- _PROBLEM_: In the material below, find all lines with the string "Transations" and copy them.

— start ITEMS —

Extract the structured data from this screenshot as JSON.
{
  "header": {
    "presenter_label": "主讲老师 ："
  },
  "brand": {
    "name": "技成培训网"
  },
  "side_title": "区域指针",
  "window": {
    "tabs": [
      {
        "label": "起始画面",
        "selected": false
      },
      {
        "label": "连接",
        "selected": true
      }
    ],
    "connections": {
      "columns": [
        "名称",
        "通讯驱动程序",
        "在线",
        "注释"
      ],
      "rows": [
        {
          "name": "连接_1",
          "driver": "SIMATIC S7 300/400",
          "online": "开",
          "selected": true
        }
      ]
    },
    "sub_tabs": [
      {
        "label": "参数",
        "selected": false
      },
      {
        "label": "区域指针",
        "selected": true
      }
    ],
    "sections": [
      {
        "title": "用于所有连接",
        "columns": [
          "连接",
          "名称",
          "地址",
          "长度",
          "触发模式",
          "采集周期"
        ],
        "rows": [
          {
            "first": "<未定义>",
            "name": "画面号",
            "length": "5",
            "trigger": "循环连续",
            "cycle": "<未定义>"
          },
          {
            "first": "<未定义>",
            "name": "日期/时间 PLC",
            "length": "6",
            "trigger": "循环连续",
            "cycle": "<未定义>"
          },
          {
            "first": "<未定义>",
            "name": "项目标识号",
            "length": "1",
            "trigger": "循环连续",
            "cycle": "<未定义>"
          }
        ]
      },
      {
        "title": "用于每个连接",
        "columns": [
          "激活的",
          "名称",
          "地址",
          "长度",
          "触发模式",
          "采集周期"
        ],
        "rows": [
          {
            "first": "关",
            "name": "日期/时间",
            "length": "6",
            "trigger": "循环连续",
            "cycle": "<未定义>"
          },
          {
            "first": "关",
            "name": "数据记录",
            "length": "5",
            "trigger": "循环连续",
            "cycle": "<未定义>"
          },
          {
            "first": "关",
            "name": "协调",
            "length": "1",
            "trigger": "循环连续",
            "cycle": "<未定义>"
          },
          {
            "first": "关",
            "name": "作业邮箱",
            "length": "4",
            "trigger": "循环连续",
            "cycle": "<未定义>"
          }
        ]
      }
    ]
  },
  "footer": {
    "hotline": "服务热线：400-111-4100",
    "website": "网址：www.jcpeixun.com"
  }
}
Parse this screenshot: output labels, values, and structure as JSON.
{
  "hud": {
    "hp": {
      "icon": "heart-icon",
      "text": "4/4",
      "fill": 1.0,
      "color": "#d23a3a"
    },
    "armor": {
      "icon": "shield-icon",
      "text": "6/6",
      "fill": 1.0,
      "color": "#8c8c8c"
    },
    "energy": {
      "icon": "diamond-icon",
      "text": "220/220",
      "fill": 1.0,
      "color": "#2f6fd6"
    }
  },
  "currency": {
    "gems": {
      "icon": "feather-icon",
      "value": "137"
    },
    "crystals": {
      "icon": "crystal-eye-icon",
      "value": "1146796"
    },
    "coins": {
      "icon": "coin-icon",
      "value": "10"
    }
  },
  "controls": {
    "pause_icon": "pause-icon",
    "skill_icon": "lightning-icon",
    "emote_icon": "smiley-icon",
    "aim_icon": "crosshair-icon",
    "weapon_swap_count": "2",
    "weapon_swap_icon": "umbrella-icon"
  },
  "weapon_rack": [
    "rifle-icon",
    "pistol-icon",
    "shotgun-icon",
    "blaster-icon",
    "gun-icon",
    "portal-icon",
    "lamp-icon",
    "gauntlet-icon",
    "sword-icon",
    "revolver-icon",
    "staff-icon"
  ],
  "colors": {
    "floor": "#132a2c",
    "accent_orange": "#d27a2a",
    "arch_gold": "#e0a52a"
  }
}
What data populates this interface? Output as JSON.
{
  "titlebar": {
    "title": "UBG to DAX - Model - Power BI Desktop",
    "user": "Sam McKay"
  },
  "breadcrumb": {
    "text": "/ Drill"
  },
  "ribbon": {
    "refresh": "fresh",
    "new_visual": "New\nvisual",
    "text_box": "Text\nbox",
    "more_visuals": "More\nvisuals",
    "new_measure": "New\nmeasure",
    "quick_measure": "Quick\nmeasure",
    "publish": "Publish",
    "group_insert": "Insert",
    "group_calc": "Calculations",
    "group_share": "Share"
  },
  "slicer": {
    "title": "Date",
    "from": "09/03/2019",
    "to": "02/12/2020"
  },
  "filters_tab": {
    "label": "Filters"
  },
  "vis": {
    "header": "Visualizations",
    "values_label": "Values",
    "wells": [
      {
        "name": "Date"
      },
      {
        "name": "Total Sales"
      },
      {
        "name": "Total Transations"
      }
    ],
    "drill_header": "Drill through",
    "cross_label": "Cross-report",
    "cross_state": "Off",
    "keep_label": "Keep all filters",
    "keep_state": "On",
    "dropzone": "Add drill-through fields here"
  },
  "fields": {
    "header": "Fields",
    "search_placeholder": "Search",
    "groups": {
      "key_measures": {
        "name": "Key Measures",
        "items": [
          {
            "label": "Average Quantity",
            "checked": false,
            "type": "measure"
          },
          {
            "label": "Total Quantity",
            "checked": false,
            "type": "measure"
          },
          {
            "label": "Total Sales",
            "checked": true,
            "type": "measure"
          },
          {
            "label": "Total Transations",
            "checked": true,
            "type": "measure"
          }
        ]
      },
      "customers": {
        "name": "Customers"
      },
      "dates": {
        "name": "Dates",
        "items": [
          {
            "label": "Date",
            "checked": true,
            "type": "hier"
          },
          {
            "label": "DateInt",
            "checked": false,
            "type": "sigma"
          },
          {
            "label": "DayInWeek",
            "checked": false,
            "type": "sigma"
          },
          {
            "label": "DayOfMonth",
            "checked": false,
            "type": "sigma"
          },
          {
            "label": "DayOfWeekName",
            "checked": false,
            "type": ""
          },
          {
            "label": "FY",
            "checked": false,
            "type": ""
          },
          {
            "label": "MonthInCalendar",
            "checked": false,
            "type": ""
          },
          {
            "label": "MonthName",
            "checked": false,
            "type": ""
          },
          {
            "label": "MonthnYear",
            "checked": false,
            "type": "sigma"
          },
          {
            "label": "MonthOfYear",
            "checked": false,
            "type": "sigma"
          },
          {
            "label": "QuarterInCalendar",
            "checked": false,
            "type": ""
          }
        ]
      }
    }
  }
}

— end ITEMS —

- _TASK SOLUTION_:
        "name": "Total Transations"
            "label": "Total Transations",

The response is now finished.